Transcribe all of the material below word for word and leave out its pictures.
+++ Data to process +++
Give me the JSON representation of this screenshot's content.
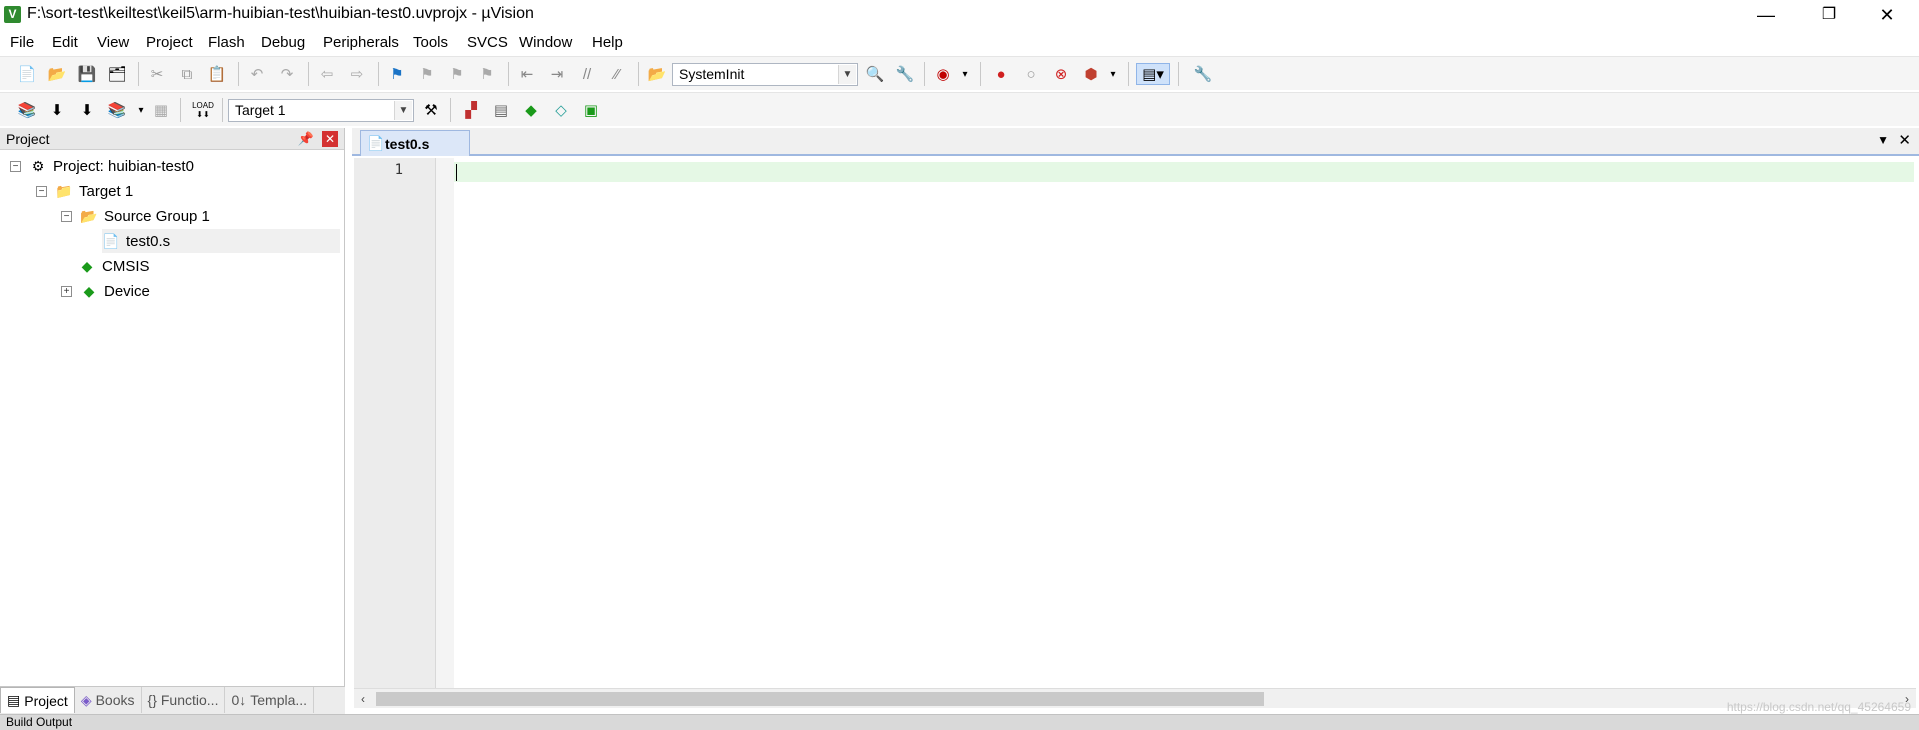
{
  "window": {
    "title": "F:\\sort-test\\keiltest\\keil5\\arm-huibian-test\\huibian-test0.uvprojx - µVision",
    "app_icon": "V",
    "minimize": "—",
    "maximize": "❐",
    "close": "✕"
  },
  "menu": [
    "File",
    "Edit",
    "View",
    "Project",
    "Flash",
    "Debug",
    "Peripherals",
    "Tools",
    "SVCS",
    "Window",
    "Help"
  ],
  "toolbar": {
    "function_combo": "SystemInit",
    "target_combo": "Target 1",
    "load_label": "LOAD"
  },
  "project_panel": {
    "title": "Project",
    "pin": "📌",
    "close": "✕",
    "tree": {
      "project": "Project: huibian-test0",
      "target": "Target 1",
      "group": "Source Group 1",
      "file": "test0.s",
      "cmsis": "CMSIS",
      "device": "Device"
    },
    "tabs": [
      "Project",
      "Books",
      "Functio...",
      "Templa..."
    ]
  },
  "editor": {
    "tab": "test0.s",
    "line_numbers": [
      "1"
    ]
  },
  "status": {
    "build_output": "Build Output"
  },
  "watermark": "https://blog.csdn.net/qq_45264659",
  "colors": {
    "current_line": "#e5f8e5",
    "tab_active": "#dce7f8",
    "panel_header": "#e8e8e8"
  }
}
+++
**Solution to the exercise**
Give me the JSON representation of this screenshot's content.
{
  "window": {
    "title": "F:\\sort-test\\keiltest\\keil5\\arm-huibian-test\\huibian-test0.uvprojx - µVision",
    "app_icon": "V",
    "minimize": "—",
    "maximize": "❐",
    "close": "✕"
  },
  "menu": [
    "File",
    "Edit",
    "View",
    "Project",
    "Flash",
    "Debug",
    "Peripherals",
    "Tools",
    "SVCS",
    "Window",
    "Help"
  ],
  "toolbar": {
    "function_combo": "SystemInit",
    "target_combo": "Target 1",
    "load_label": "LOAD"
  },
  "project_panel": {
    "title": "Project",
    "pin": "📌",
    "close": "✕",
    "tree": {
      "project": "Project: huibian-test0",
      "target": "Target 1",
      "group": "Source Group 1",
      "file": "test0.s",
      "cmsis": "CMSIS",
      "device": "Device"
    },
    "tabs": [
      "Project",
      "Books",
      "Functio...",
      "Templa..."
    ]
  },
  "editor": {
    "tab": "test0.s",
    "line_numbers": [
      "1"
    ]
  },
  "status": {
    "build_output": "Build Output"
  },
  "watermark": "https://blog.csdn.net/qq_45264659",
  "colors": {
    "current_line": "#e5f8e5",
    "tab_active": "#dce7f8",
    "panel_header": "#e8e8e8"
  }
}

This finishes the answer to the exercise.